Can you print every record below exactly as written?

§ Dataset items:

──────

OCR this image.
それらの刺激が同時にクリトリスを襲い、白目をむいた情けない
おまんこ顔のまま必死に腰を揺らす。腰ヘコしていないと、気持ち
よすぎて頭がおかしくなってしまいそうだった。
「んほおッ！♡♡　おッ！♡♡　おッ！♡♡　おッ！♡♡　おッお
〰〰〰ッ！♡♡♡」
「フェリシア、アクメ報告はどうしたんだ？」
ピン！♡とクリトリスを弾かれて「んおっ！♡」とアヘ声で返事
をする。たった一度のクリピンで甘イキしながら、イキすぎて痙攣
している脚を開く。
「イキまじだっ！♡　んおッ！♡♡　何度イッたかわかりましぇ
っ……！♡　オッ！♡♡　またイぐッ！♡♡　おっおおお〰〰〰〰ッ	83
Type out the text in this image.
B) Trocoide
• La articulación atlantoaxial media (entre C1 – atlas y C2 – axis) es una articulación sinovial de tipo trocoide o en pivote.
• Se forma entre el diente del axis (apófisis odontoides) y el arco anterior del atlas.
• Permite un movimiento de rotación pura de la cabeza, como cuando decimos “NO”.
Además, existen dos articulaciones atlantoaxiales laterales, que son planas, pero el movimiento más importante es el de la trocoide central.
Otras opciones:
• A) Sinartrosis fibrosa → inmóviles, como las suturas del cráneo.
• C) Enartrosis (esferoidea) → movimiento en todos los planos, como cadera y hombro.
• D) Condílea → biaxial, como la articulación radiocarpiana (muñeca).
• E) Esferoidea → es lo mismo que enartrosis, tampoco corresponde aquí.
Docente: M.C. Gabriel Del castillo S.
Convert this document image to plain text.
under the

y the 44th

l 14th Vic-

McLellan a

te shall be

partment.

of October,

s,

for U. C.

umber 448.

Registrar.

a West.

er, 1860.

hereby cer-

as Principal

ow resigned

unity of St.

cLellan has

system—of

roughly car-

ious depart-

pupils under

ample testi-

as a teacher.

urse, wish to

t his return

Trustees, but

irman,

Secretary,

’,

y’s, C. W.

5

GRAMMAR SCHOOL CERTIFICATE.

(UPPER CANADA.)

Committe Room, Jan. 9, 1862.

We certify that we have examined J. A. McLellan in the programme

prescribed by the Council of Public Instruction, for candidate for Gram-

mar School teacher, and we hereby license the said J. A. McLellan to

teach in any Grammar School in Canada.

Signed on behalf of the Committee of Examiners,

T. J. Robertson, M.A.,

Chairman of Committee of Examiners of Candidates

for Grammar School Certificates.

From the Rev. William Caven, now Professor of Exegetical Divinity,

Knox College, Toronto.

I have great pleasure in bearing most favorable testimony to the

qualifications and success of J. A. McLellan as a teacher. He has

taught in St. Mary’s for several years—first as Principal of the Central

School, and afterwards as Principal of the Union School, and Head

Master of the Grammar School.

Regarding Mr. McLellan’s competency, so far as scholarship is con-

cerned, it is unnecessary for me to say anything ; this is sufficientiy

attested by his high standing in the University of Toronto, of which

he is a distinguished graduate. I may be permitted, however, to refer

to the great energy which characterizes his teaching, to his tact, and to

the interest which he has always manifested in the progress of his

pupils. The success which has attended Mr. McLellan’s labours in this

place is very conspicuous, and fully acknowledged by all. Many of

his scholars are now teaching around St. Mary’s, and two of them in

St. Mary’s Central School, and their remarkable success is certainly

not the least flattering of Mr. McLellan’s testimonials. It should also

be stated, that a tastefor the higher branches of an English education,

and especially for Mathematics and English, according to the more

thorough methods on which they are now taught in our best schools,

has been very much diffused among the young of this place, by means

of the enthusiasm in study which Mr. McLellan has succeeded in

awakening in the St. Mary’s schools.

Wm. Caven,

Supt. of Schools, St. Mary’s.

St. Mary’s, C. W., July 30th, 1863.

──────

§ Final result:
OCR this image.
それらの刺激が同時にクリトリスを襲い、白目をむいた情けない
おまんこ顔のまま必死に腰を揺らす。腰ヘコしていないと、気持ち
よすぎて頭がおかしくなってしまいそうだった。
「んほおッ！♡♡　おッ！♡♡　おッ！♡♡　おッ！♡♡　おッお
〰〰〰ッ！♡♡♡」
「フェリシア、アクメ報告はどうしたんだ？」
ピン！♡とクリトリスを弾かれて「んおっ！♡」とアヘ声で返事
をする。たった一度のクリピンで甘イキしながら、イキすぎて痙攣
している脚を開く。
「イキまじだっ！♡　んおッ！♡♡　何度イッたかわかりましぇ
っ……！♡　オッ！♡♡　またイぐッ！♡♡　おっおおお〰〰〰〰ッ	83
Type out the text in this image.
B) Trocoide
• La articulación atlantoaxial media (entre C1 – atlas y C2 – axis) es una articulación sinovial de tipo trocoide o en pivote.
• Se forma entre el diente del axis (apófisis odontoides) y el arco anterior del atlas.
• Permite un movimiento de rotación pura de la cabeza, como cuando decimos “NO”.
Además, existen dos articulaciones atlantoaxiales laterales, que son planas, pero el movimiento más importante es el de la trocoide central.
Otras opciones:
• A) Sinartrosis fibrosa → inmóviles, como las suturas del cráneo.
• C) Enartrosis (esferoidea) → movimiento en todos los planos, como cadera y hombro.
• D) Condílea → biaxial, como la articulación radiocarpiana (muñeca).
• E) Esferoidea → es lo mismo que enartrosis, tampoco corresponde aquí.
Docente: M.C. Gabriel Del castillo S.
Convert this document image to plain text.
under the

y the 44th

l 14th Vic-

McLellan a

te shall be

partment.

of October,

s,

for U. C.

umber 448.

Registrar.

a West.

er, 1860.

hereby cer-

as Principal

ow resigned

unity of St.

cLellan has

system—of

roughly car-

ious depart-

pupils under

ample testi-

as a teacher.

urse, wish to

t his return

Trustees, but

irman,

Secretary,

’,

y’s, C. W.

5

GRAMMAR SCHOOL CERTIFICATE.

(UPPER CANADA.)

Committe Room, Jan. 9, 1862.

We certify that we have examined J. A. McLellan in the programme

prescribed by the Council of Public Instruction, for candidate for Gram-

mar School teacher, and we hereby license the said J. A. McLellan to

teach in any Grammar School in Canada.

Signed on behalf of the Committee of Examiners,

T. J. Robertson, M.A.,

Chairman of Committee of Examiners of Candidates

for Grammar School Certificates.

From the Rev. William Caven, now Professor of Exegetical Divinity,

Knox College, Toronto.

I have great pleasure in bearing most favorable testimony to the

qualifications and success of J. A. McLellan as a teacher. He has

taught in St. Mary’s for several years—first as Principal of the Central

School, and afterwards as Principal of the Union School, and Head

Master of the Grammar School.

Regarding Mr. McLellan’s competency, so far as scholarship is con-

cerned, it is unnecessary for me to say anything ; this is sufficientiy

attested by his high standing in the University of Toronto, of which

he is a distinguished graduate. I may be permitted, however, to refer

to the great energy which characterizes his teaching, to his tact, and to

the interest which he has always manifested in the progress of his

pupils. The success which has attended Mr. McLellan’s labours in this

place is very conspicuous, and fully acknowledged by all. Many of

his scholars are now teaching around St. Mary’s, and two of them in

St. Mary’s Central School, and their remarkable success is certainly

not the least flattering of Mr. McLellan’s testimonials. It should also

be stated, that a tastefor the higher branches of an English education,

and especially for Mathematics and English, according to the more

thorough methods on which they are now taught in our best schools,

has been very much diffused among the young of this place, by means

of the enthusiasm in study which Mr. McLellan has succeeded in

awakening in the St. Mary’s schools.

Wm. Caven,

Supt. of Schools, St. Mary’s.

St. Mary’s, C. W., July 30th, 1863.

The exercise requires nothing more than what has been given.